▶ Objective:
Gather the lines below that include the string "تعاون", copying each in full.
## START Given records
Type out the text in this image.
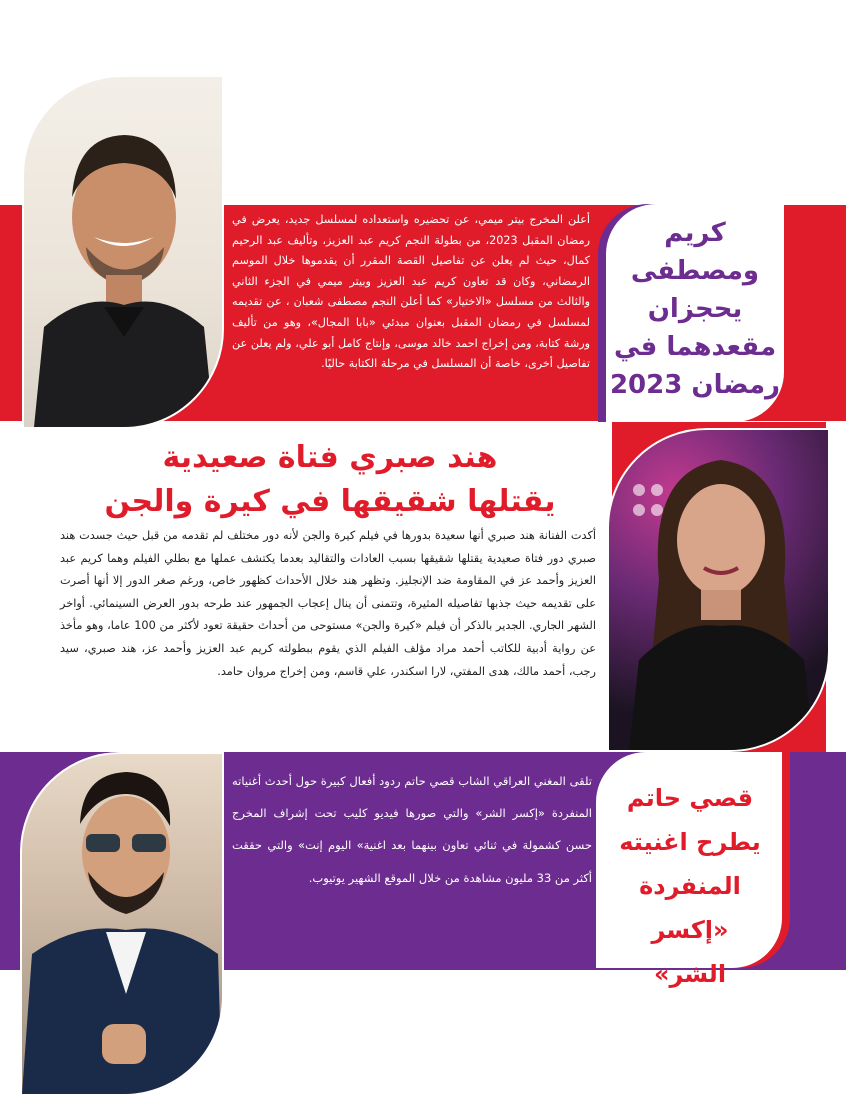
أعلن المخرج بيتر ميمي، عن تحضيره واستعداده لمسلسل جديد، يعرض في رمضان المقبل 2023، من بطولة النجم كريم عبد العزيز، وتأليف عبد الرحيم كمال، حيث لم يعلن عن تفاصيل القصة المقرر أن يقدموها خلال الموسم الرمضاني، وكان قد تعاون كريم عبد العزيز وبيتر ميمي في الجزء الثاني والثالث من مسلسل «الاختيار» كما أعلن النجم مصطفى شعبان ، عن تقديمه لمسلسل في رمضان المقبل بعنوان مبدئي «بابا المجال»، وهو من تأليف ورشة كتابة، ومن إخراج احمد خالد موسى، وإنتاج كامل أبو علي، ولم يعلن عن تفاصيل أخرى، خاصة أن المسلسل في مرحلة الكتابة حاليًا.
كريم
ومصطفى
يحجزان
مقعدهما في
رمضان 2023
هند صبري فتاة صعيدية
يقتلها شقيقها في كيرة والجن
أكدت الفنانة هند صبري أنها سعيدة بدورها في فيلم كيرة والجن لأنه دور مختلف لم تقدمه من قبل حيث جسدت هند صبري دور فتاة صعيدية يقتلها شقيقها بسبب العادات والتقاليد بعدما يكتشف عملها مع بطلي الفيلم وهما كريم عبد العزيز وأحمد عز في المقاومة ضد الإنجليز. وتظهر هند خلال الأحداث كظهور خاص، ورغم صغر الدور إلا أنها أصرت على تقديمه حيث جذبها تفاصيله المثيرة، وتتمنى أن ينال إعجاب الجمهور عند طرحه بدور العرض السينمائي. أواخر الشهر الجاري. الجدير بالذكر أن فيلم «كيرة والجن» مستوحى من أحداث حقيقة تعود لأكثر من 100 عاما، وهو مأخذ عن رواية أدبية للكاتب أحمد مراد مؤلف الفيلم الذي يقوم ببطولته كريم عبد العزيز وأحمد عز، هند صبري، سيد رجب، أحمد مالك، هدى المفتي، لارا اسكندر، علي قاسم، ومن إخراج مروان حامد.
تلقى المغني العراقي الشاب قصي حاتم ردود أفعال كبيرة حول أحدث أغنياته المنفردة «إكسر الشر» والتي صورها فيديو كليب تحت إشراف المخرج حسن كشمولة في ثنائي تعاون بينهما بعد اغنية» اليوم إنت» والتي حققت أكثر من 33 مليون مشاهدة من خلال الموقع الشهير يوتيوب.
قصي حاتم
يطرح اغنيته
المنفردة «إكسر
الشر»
## END Given records
▶ Written response:
أعلن المخرج بيتر ميمي، عن تحضيره واستعداده لمسلسل جديد، يعرض في رمضان المقبل 2023، من بطولة النجم كريم عبد العزيز، وتأليف عبد الرحيم كمال، حيث لم يعلن عن تفاصيل القصة المقرر أن يقدموها خلال الموسم الرمضاني، وكان قد تعاون كريم عبد العزيز وبيتر ميمي في الجزء الثاني والثالث من مسلسل «الاختيار» كما أعلن النجم مصطفى شعبان ، عن تقديمه لمسلسل في رمضان المقبل بعنوان مبدئي «بابا المجال»، وهو من تأليف ورشة كتابة، ومن إخراج احمد خالد موسى، وإنتاج كامل أبو علي، ولم يعلن عن تفاصيل أخرى، خاصة أن المسلسل في مرحلة الكتابة حاليًا.
تلقى المغني العراقي الشاب قصي حاتم ردود أفعال كبيرة حول أحدث أغنياته المنفردة «إكسر الشر» والتي صورها فيديو كليب تحت إشراف المخرج حسن كشمولة في ثنائي تعاون بينهما بعد اغنية» اليوم إنت» والتي حققت أكثر من 33 مليون مشاهدة من خلال الموقع الشهير يوتيوب.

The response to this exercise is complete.